● **PROBLEM TO SOLVE**: Reproduce the records below in full and word for word, excluding pictures.

* * * * *

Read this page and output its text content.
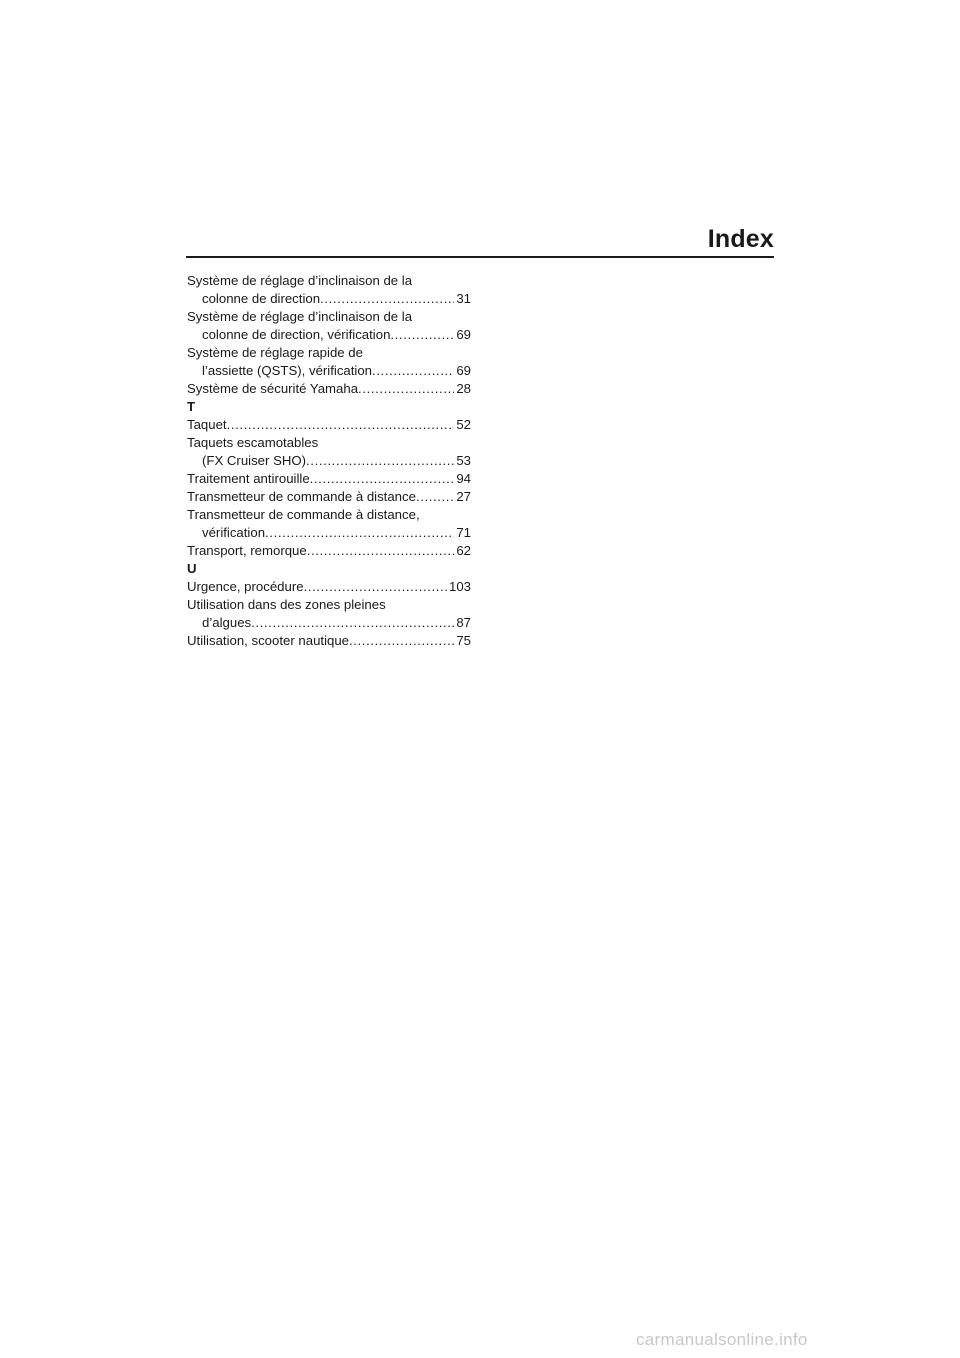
Index
Système de réglage d’inclinaison de la
colonne de direction .....	31
Système de réglage d’inclinaison de la
colonne de direction, vérification .....	69
Système de réglage rapide de
l’assiette (QSTS), vérification .....	69
Système de sécurité Yamaha .....	28
T
Taquet .....	52
Taquets escamotables
(FX Cruiser SHO) .....	53
Traitement antirouille .....	94
Transmetteur de commande à distance .....	27
Transmetteur de commande à distance,
vérification .....	71
Transport, remorque .....	62
U
Urgence, procédure .....	103
Utilisation dans des zones pleines
d’algues .....	87
Utilisation, scooter nautique .....	75
carmanualsonline.info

* * * * *

● **WRITTEN RESPONSE**:
Read this page and output its text content.
Index
Système de réglage d’inclinaison de la
colonne de direction .....	31
Système de réglage d’inclinaison de la
colonne de direction, vérification .....	69
Système de réglage rapide de
l’assiette (QSTS), vérification .....	69
Système de sécurité Yamaha .....	28
T
Taquet .....	52
Taquets escamotables
(FX Cruiser SHO) .....	53
Traitement antirouille .....	94
Transmetteur de commande à distance .....	27
Transmetteur de commande à distance,
vérification .....	71
Transport, remorque .....	62
U
Urgence, procédure .....	103
Utilisation dans des zones pleines
d’algues .....	87
Utilisation, scooter nautique .....	75
carmanualsonline.info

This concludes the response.